**THE REQUEST:** Write out all of the entries that follow, word for word, but skip the pictures.

__________________________________________________

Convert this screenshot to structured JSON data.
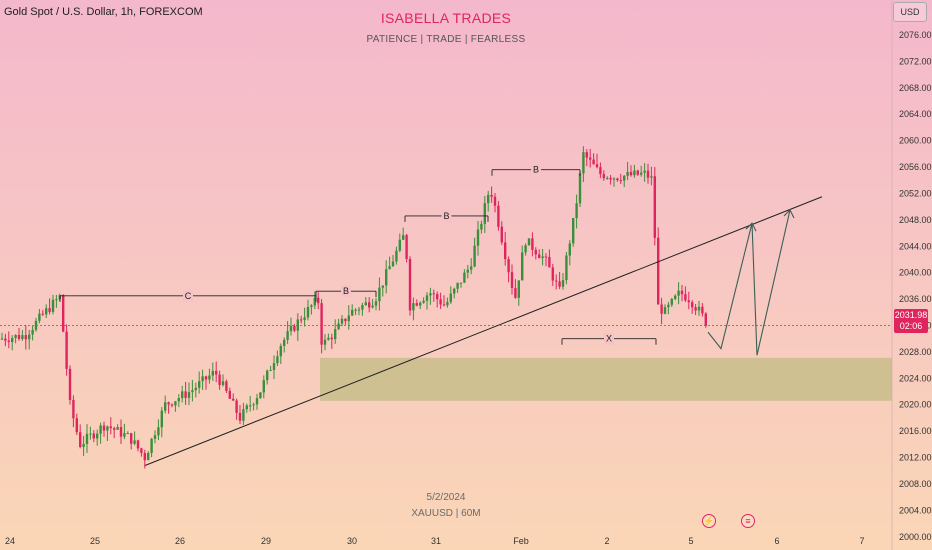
{
  "header": {
    "symbol_title": "Gold Spot / U.S. Dollar, 1h, FOREXCOM",
    "brand_title": "ISABELLA TRADES",
    "brand_subtitle": "PATIENCE  |  TRADE  |  FEARLESS",
    "currency": "USD"
  },
  "watermark": {
    "date": "5/2/2024",
    "symbol": "XAUUSD  |  60M"
  },
  "last_price": {
    "value": "2031.98",
    "countdown": "02:06"
  },
  "colors": {
    "up": "#3a8f3a",
    "down": "#e0245e",
    "zone": "#b9b87a",
    "line": "#222222",
    "accent": "#e0245e"
  },
  "chart_data": {
    "type": "candlestick",
    "ylim": [
      1998,
      2081
    ],
    "y_ticks": [
      2000,
      2004,
      2008,
      2012,
      2016,
      2020,
      2024,
      2028,
      2032,
      2036,
      2040,
      2044,
      2048,
      2052,
      2056,
      2060,
      2064,
      2068,
      2072,
      2076
    ],
    "x_labels": [
      "24",
      "25",
      "26",
      "29",
      "30",
      "31",
      "Feb",
      "2",
      "5",
      "6",
      "7"
    ],
    "support_zone": [
      2020.6,
      2027.1
    ],
    "last_price": 2031.98,
    "annotations": [
      {
        "label": "C",
        "level": 2036.5
      },
      {
        "label": "B",
        "level": 2037.2
      },
      {
        "label": "B",
        "level": 2048.6
      },
      {
        "label": "B",
        "level": 2055.6
      },
      {
        "label": "X",
        "level": 2030.0
      }
    ],
    "trendline": {
      "start_price": 2010.8,
      "end_price": 2051.5
    },
    "projection_path": [
      2031,
      2028.5,
      2047.5,
      2027.5,
      2049.5
    ]
  }
}
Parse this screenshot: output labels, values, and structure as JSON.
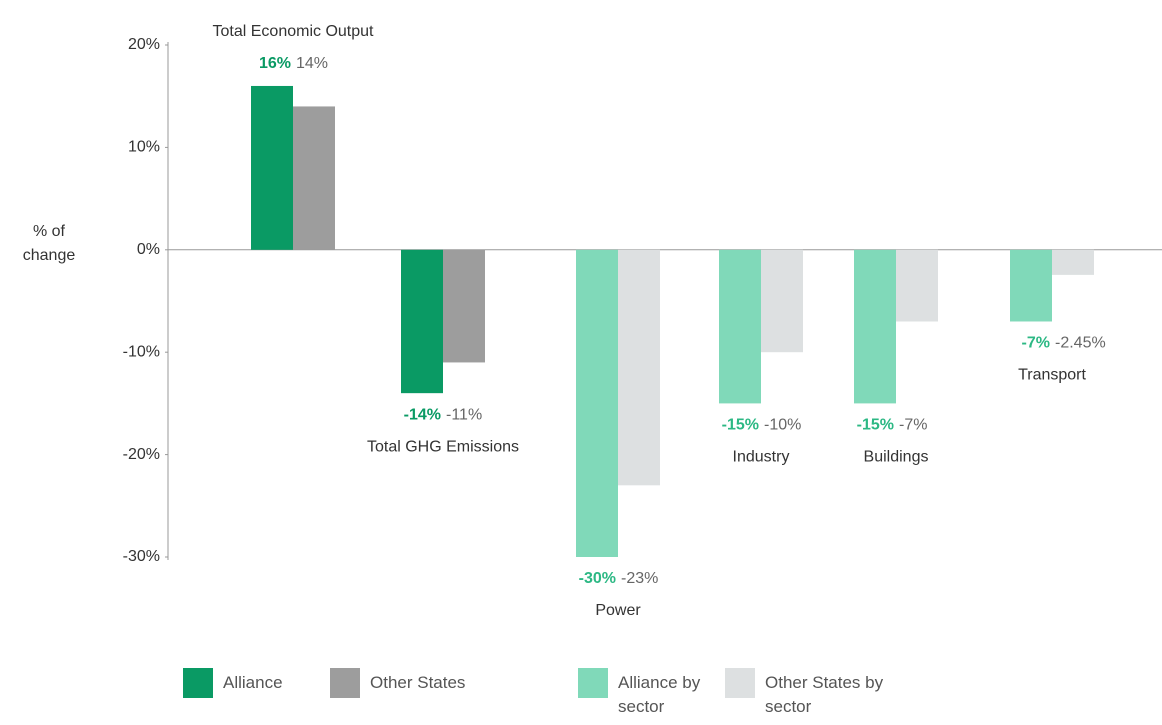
{
  "chart_data": {
    "type": "bar",
    "y_label": "% of change",
    "categories": [
      "Total Economic Output",
      "Total GHG Emissions",
      "Power",
      "Industry",
      "Buildings",
      "Transport"
    ],
    "series": [
      {
        "name": "Alliance",
        "color": "#0a9a64",
        "values": [
          16,
          -14,
          null,
          null,
          null,
          null
        ],
        "value_labels": [
          "16%",
          "-14%",
          null,
          null,
          null,
          null
        ]
      },
      {
        "name": "Other States",
        "color": "#9d9d9d",
        "values": [
          14,
          -11,
          null,
          null,
          null,
          null
        ],
        "value_labels": [
          "14%",
          "-11%",
          null,
          null,
          null,
          null
        ]
      },
      {
        "name": "Alliance by sector",
        "color": "#80d9b9",
        "values": [
          null,
          null,
          -30,
          -15,
          -15,
          -7
        ],
        "value_labels": [
          null,
          null,
          "-30%",
          "-15%",
          "-15%",
          "-7%"
        ]
      },
      {
        "name": "Other States by sector",
        "color": "#dde0e1",
        "values": [
          null,
          null,
          -23,
          -10,
          -7,
          -2.45
        ],
        "value_labels": [
          null,
          null,
          "-23%",
          "-10%",
          "-7%",
          "-2.45%"
        ]
      }
    ],
    "ylim": [
      -30,
      20
    ],
    "yticks": [
      {
        "value": 20,
        "label": "20%"
      },
      {
        "value": 10,
        "label": "10%"
      },
      {
        "value": 0,
        "label": "0%"
      },
      {
        "value": -10,
        "label": "-10%"
      },
      {
        "value": -20,
        "label": "-20%"
      },
      {
        "value": -30,
        "label": "-30%"
      }
    ],
    "grid": false
  }
}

__________________________________________________

**COMPLETED TASK:**
Convert this screenshot to structured JSON data.
{
  "header": {
    "symbol_title": "Gold Spot / U.S. Dollar, 1h, FOREXCOM",
    "brand_title": "ISABELLA TRADES",
    "brand_subtitle": "PATIENCE  |  TRADE  |  FEARLESS",
    "currency": "USD"
  },
  "watermark": {
    "date": "5/2/2024",
    "symbol": "XAUUSD  |  60M"
  },
  "last_price": {
    "value": "2031.98",
    "countdown": "02:06"
  },
  "colors": {
    "up": "#3a8f3a",
    "down": "#e0245e",
    "zone": "#b9b87a",
    "line": "#222222",
    "accent": "#e0245e"
  },
  "chart_data": {
    "type": "candlestick",
    "ylim": [
      1998,
      2081
    ],
    "y_ticks": [
      2000,
      2004,
      2008,
      2012,
      2016,
      2020,
      2024,
      2028,
      2032,
      2036,
      2040,
      2044,
      2048,
      2052,
      2056,
      2060,
      2064,
      2068,
      2072,
      2076
    ],
    "x_labels": [
      "24",
      "25",
      "26",
      "29",
      "30",
      "31",
      "Feb",
      "2",
      "5",
      "6",
      "7"
    ],
    "support_zone": [
      2020.6,
      2027.1
    ],
    "last_price": 2031.98,
    "annotations": [
      {
        "label": "C",
        "level": 2036.5
      },
      {
        "label": "B",
        "level": 2037.2
      },
      {
        "label": "B",
        "level": 2048.6
      },
      {
        "label": "B",
        "level": 2055.6
      },
      {
        "label": "X",
        "level": 2030.0
      }
    ],
    "trendline": {
      "start_price": 2010.8,
      "end_price": 2051.5
    },
    "projection_path": [
      2031,
      2028.5,
      2047.5,
      2027.5,
      2049.5
    ]
  }
}
Parse this screenshot: output labels, values, and structure as JSON.
{
  "chart_data": {
    "type": "bar",
    "y_label": "% of change",
    "categories": [
      "Total Economic Output",
      "Total GHG Emissions",
      "Power",
      "Industry",
      "Buildings",
      "Transport"
    ],
    "series": [
      {
        "name": "Alliance",
        "color": "#0a9a64",
        "values": [
          16,
          -14,
          null,
          null,
          null,
          null
        ],
        "value_labels": [
          "16%",
          "-14%",
          null,
          null,
          null,
          null
        ]
      },
      {
        "name": "Other States",
        "color": "#9d9d9d",
        "values": [
          14,
          -11,
          null,
          null,
          null,
          null
        ],
        "value_labels": [
          "14%",
          "-11%",
          null,
          null,
          null,
          null
        ]
      },
      {
        "name": "Alliance by sector",
        "color": "#80d9b9",
        "values": [
          null,
          null,
          -30,
          -15,
          -15,
          -7
        ],
        "value_labels": [
          null,
          null,
          "-30%",
          "-15%",
          "-15%",
          "-7%"
        ]
      },
      {
        "name": "Other States by sector",
        "color": "#dde0e1",
        "values": [
          null,
          null,
          -23,
          -10,
          -7,
          -2.45
        ],
        "value_labels": [
          null,
          null,
          "-23%",
          "-10%",
          "-7%",
          "-2.45%"
        ]
      }
    ],
    "ylim": [
      -30,
      20
    ],
    "yticks": [
      {
        "value": 20,
        "label": "20%"
      },
      {
        "value": 10,
        "label": "10%"
      },
      {
        "value": 0,
        "label": "0%"
      },
      {
        "value": -10,
        "label": "-10%"
      },
      {
        "value": -20,
        "label": "-20%"
      },
      {
        "value": -30,
        "label": "-30%"
      }
    ],
    "grid": false
  }
}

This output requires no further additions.